Exactly as written, retype the listing below, omitting the pictures.
[begin Given data]
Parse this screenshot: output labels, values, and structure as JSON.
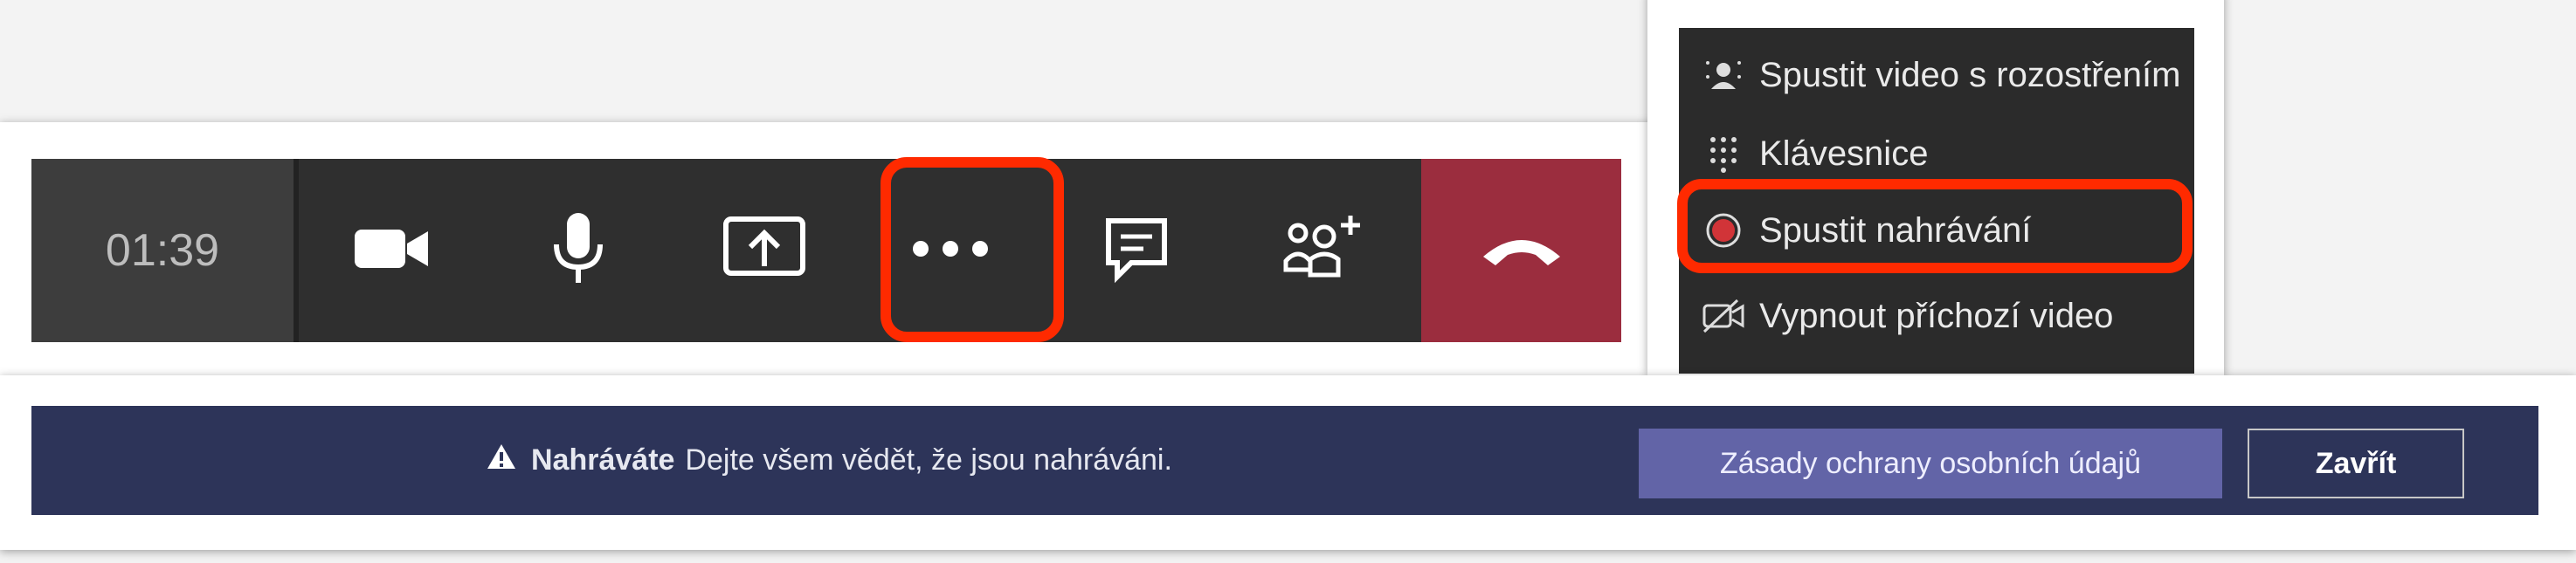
{
  "call_bar": {
    "timer": "01:39",
    "buttons": [
      {
        "icon": "camera-icon"
      },
      {
        "icon": "microphone-icon"
      },
      {
        "icon": "share-screen-icon"
      },
      {
        "icon": "more-options-icon"
      },
      {
        "icon": "chat-icon"
      },
      {
        "icon": "participants-icon"
      },
      {
        "icon": "hang-up-icon"
      }
    ],
    "hangup_color": "#9b2d3e",
    "highlight_color": "#ff2a00"
  },
  "menu": {
    "items": [
      {
        "label": "Spustit video s rozostřením",
        "icon": "blur-background-icon"
      },
      {
        "label": "Klávesnice",
        "icon": "keypad-icon"
      },
      {
        "label": "Spustit nahrávání",
        "icon": "record-icon"
      },
      {
        "label": "Vypnout příchozí video",
        "icon": "video-off-icon"
      }
    ],
    "record_color": "#d13438"
  },
  "banner": {
    "title": "Nahráváte",
    "message": "Dejte všem vědět, že jsou nahráváni.",
    "primary_button": "Zásady ochrany osobních údajů",
    "close_button": "Zavřít",
    "background": "#2d3459",
    "primary_color": "#6264a7"
  }
}
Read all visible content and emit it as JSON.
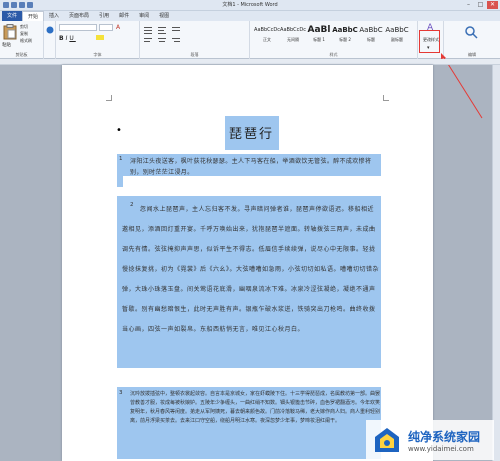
{
  "window": {
    "title": "文档1 - Microsoft Word"
  },
  "tabs": [
    "文件",
    "开始",
    "插入",
    "页面布局",
    "引用",
    "邮件",
    "审阅",
    "视图"
  ],
  "ribbon": {
    "groups": [
      "剪贴板",
      "字体",
      "段落",
      "样式",
      "编辑"
    ],
    "paste_label": "粘贴",
    "clip_items": [
      "剪切",
      "复制",
      "格式刷"
    ],
    "styles": [
      {
        "preview": "AaBbCcDc",
        "label": "正文"
      },
      {
        "preview": "AaBbCcDc",
        "label": "无间隔"
      },
      {
        "preview": "AaBl",
        "label": "标题 1"
      },
      {
        "preview": "AaBbC",
        "label": "标题 2"
      },
      {
        "preview": "AaBbC",
        "label": "标题"
      },
      {
        "preview": "AaBbC",
        "label": "副标题"
      }
    ],
    "change_styles": "更改样式",
    "edit_label": "编辑"
  },
  "doc": {
    "title": "琵琶行",
    "p1_num": "1",
    "p1": "浔阳江头夜送客，枫叶荻花秋瑟瑟。主人下马客在船，举酒欲饮无管弦。醉不成欢惨将别，别时茫茫江浸月。",
    "p2_num": "2",
    "p2": "忽闻水上琵琶声，主人忘归客不发。寻声暗问弹者谁，琵琶声停欲语迟。移船相近邀相见，添酒回灯重开宴。千呼万唤始出来，犹抱琵琶半遮面。转轴拨弦三两声，未成曲调先有情。弦弦掩抑声声思，似诉平生不得志。低眉信手续续弹，说尽心中无限事。轻拢慢捻抹复挑，初为《霓裳》后《六幺》。大弦嘈嘈如急雨，小弦切切如私语。嘈嘈切切错杂弹，大珠小珠落玉盘。间关莺语花底滑，幽咽泉流冰下难。冰泉冷涩弦凝绝，凝绝不通声暂歇。别有幽愁暗恨生，此时无声胜有声。银瓶乍破水浆迸，铁骑突出刀枪鸣。曲终收拨当心画，四弦一声如裂帛。东船西舫悄无言，唯见江心秋月白。",
    "p3_num": "3",
    "p3": "沉吟放拨插弦中，整顿衣裳起敛容。自言本是京城女，家在虾蟆陵下住。十三学得琵琶成，名属教坊第一部。曲罢曾教善才服，妆成每被秋娘妒。五陵年少争缠头，一曲红绡不知数。钿头银篦击节碎，血色罗裙翻酒污。今年欢笑复明年，秋月春风等闲度。弟走从军阿姨死，暮去朝来颜色故。门前冷落鞍马稀，老大嫁作商人妇。商人重利轻别离，前月浮梁买茶去。去来江口守空船，绕船月明江水寒。夜深忽梦少年事，梦啼妆泪红阑干。"
  },
  "watermark": {
    "title": "纯净系统家园",
    "url": "www.yidaimei.com"
  },
  "colors": {
    "selection": "#9ec6ef",
    "file_tab": "#2b5aa8",
    "highlight": "#e53935"
  }
}
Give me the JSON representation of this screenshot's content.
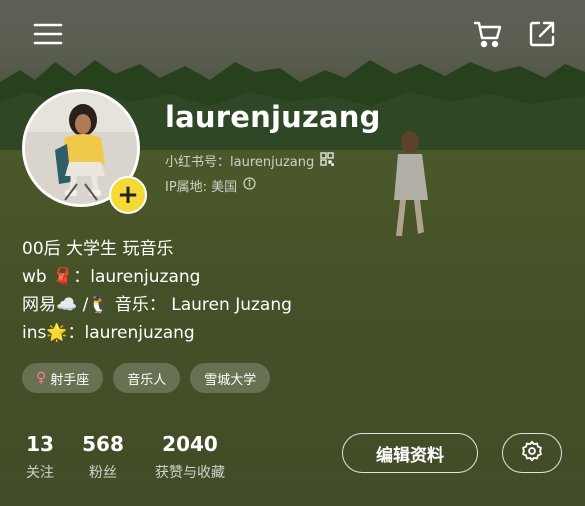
{
  "profile": {
    "username": "laurenjuzang",
    "id_label": "小红书号：laurenjuzang",
    "ip_label": "IP属地: 美国"
  },
  "bio": {
    "line1": "00后 大学生 玩音乐",
    "line2": "wb 🧣：laurenjuzang",
    "line3": "网易☁️ /🐧 音乐： Lauren Juzang",
    "line4": "ins🌟：laurenjuzang"
  },
  "tags": [
    {
      "label": "射手座",
      "icon": "female-symbol-icon"
    },
    {
      "label": "音乐人"
    },
    {
      "label": "雪城大学"
    }
  ],
  "stats": {
    "following": {
      "value": "13",
      "label": "关注"
    },
    "fans": {
      "value": "568",
      "label": "粉丝"
    },
    "likes": {
      "value": "2040",
      "label": "获赞与收藏"
    }
  },
  "actions": {
    "edit_label": "编辑资料"
  },
  "colors": {
    "add_button": "#f5d935",
    "venus_symbol": "#ff7a8a"
  }
}
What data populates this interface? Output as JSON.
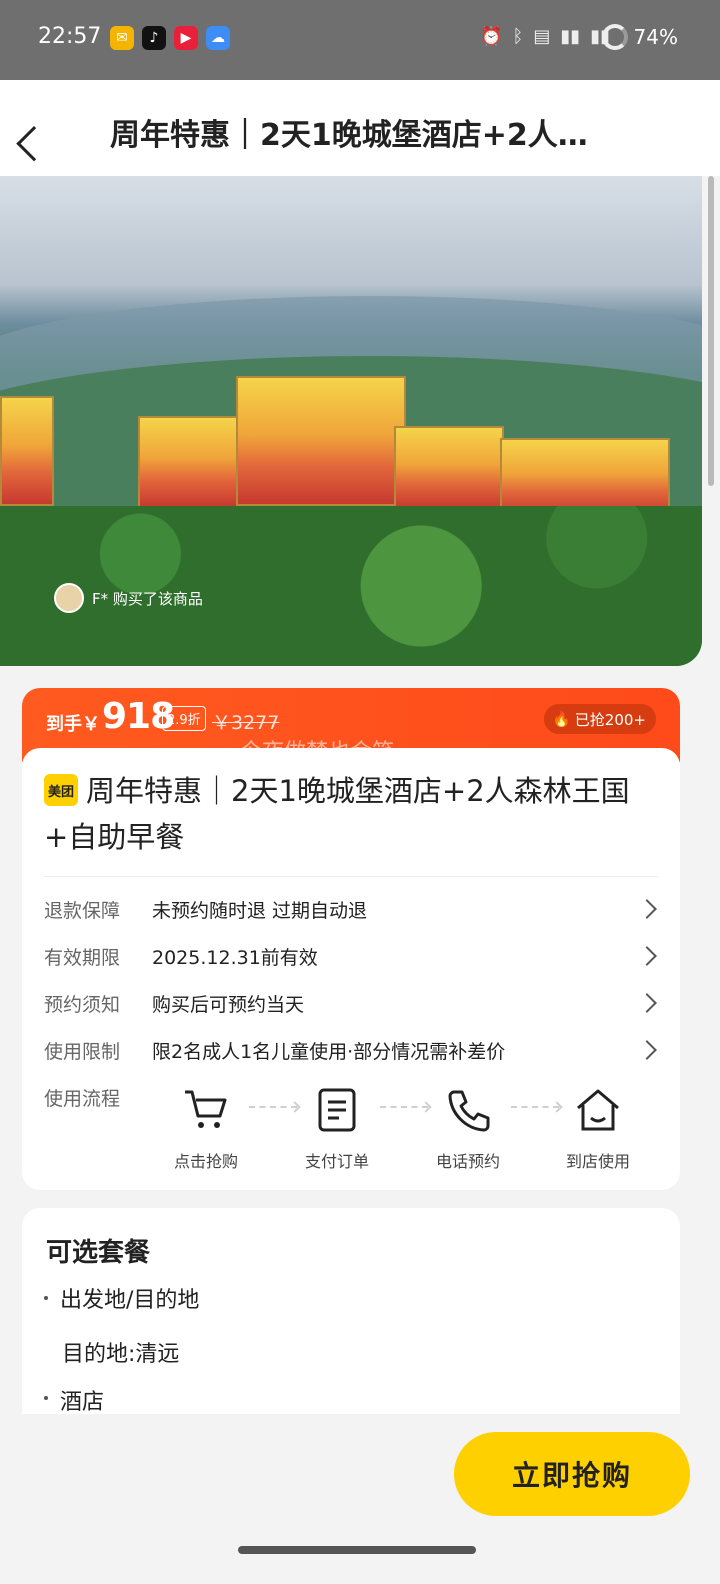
[end Given data]
• Written reply
Parse this screenshot: output labels, values, and structure as JSON.
{
  "call_bar": {
    "timer": "01:39",
    "buttons": [
      {
        "icon": "camera-icon"
      },
      {
        "icon": "microphone-icon"
      },
      {
        "icon": "share-screen-icon"
      },
      {
        "icon": "more-options-icon"
      },
      {
        "icon": "chat-icon"
      },
      {
        "icon": "participants-icon"
      },
      {
        "icon": "hang-up-icon"
      }
    ],
    "hangup_color": "#9b2d3e",
    "highlight_color": "#ff2a00"
  },
  "menu": {
    "items": [
      {
        "label": "Spustit video s rozostřením",
        "icon": "blur-background-icon"
      },
      {
        "label": "Klávesnice",
        "icon": "keypad-icon"
      },
      {
        "label": "Spustit nahrávání",
        "icon": "record-icon"
      },
      {
        "label": "Vypnout příchozí video",
        "icon": "video-off-icon"
      }
    ],
    "record_color": "#d13438"
  },
  "banner": {
    "title": "Nahráváte",
    "message": "Dejte všem vědět, že jsou nahráváni.",
    "primary_button": "Zásady ochrany osobních údajů",
    "close_button": "Zavřít",
    "background": "#2d3459",
    "primary_color": "#6264a7"
  }
}
Read all visible content and emit it as JSON.
{
  "window": {
    "title": "文档1 - Microsoft Word"
  },
  "tabs": [
    "文件",
    "开始",
    "插入",
    "页面布局",
    "引用",
    "邮件",
    "审阅",
    "视图"
  ],
  "ribbon": {
    "groups": [
      "剪贴板",
      "字体",
      "段落",
      "样式",
      "编辑"
    ],
    "paste_label": "粘贴",
    "clip_items": [
      "剪切",
      "复制",
      "格式刷"
    ],
    "styles": [
      {
        "preview": "AaBbCcDc",
        "label": "正文"
      },
      {
        "preview": "AaBbCcDc",
        "label": "无间隔"
      },
      {
        "preview": "AaBl",
        "label": "标题 1"
      },
      {
        "preview": "AaBbC",
        "label": "标题 2"
      },
      {
        "preview": "AaBbC",
        "label": "标题"
      },
      {
        "preview": "AaBbC",
        "label": "副标题"
      }
    ],
    "change_styles": "更改样式",
    "edit_label": "编辑"
  },
  "doc": {
    "title": "琵琶行",
    "p1_num": "1",
    "p1": "浔阳江头夜送客，枫叶荻花秋瑟瑟。主人下马客在船，举酒欲饮无管弦。醉不成欢惨将别，别时茫茫江浸月。",
    "p2_num": "2",
    "p2": "忽闻水上琵琶声，主人忘归客不发。寻声暗问弹者谁，琵琶声停欲语迟。移船相近邀相见，添酒回灯重开宴。千呼万唤始出来，犹抱琵琶半遮面。转轴拨弦三两声，未成曲调先有情。弦弦掩抑声声思，似诉平生不得志。低眉信手续续弹，说尽心中无限事。轻拢慢捻抹复挑，初为《霓裳》后《六幺》。大弦嘈嘈如急雨，小弦切切如私语。嘈嘈切切错杂弹，大珠小珠落玉盘。间关莺语花底滑，幽咽泉流冰下难。冰泉冷涩弦凝绝，凝绝不通声暂歇。别有幽愁暗恨生，此时无声胜有声。银瓶乍破水浆迸，铁骑突出刀枪鸣。曲终收拨当心画，四弦一声如裂帛。东船西舫悄无言，唯见江心秋月白。",
    "p3_num": "3",
    "p3": "沉吟放拨插弦中，整顿衣裳起敛容。自言本是京城女，家在虾蟆陵下住。十三学得琵琶成，名属教坊第一部。曲罢曾教善才服，妆成每被秋娘妒。五陵年少争缠头，一曲红绡不知数。钿头银篦击节碎，血色罗裙翻酒污。今年欢笑复明年，秋月春风等闲度。弟走从军阿姨死，暮去朝来颜色故。门前冷落鞍马稀，老大嫁作商人妇。商人重利轻别离，前月浮梁买茶去。去来江口守空船，绕船月明江水寒。夜深忽梦少年事，梦啼妆泪红阑干。"
  },
  "watermark": {
    "title": "纯净系统家园",
    "url": "www.yidaimei.com"
  },
  "colors": {
    "selection": "#9ec6ef",
    "file_tab": "#2b5aa8",
    "highlight": "#e53935"
  }
}
Give me the JSON representation of this screenshot's content.
{
  "profile": {
    "username": "laurenjuzang",
    "id_label": "小红书号：laurenjuzang",
    "ip_label": "IP属地: 美国"
  },
  "bio": {
    "line1": "00后 大学生 玩音乐",
    "line2": "wb 🧣：laurenjuzang",
    "line3": "网易☁️ /🐧 音乐： Lauren Juzang",
    "line4": "ins🌟：laurenjuzang"
  },
  "tags": [
    {
      "label": "射手座",
      "icon": "female-symbol-icon"
    },
    {
      "label": "音乐人"
    },
    {
      "label": "雪城大学"
    }
  ],
  "stats": {
    "following": {
      "value": "13",
      "label": "关注"
    },
    "fans": {
      "value": "568",
      "label": "粉丝"
    },
    "likes": {
      "value": "2040",
      "label": "获赞与收藏"
    }
  },
  "actions": {
    "edit_label": "编辑资料"
  },
  "colors": {
    "add_button": "#f5d935",
    "venus_symbol": "#ff7a8a"
  }
}
What data populates this interface? Output as JSON.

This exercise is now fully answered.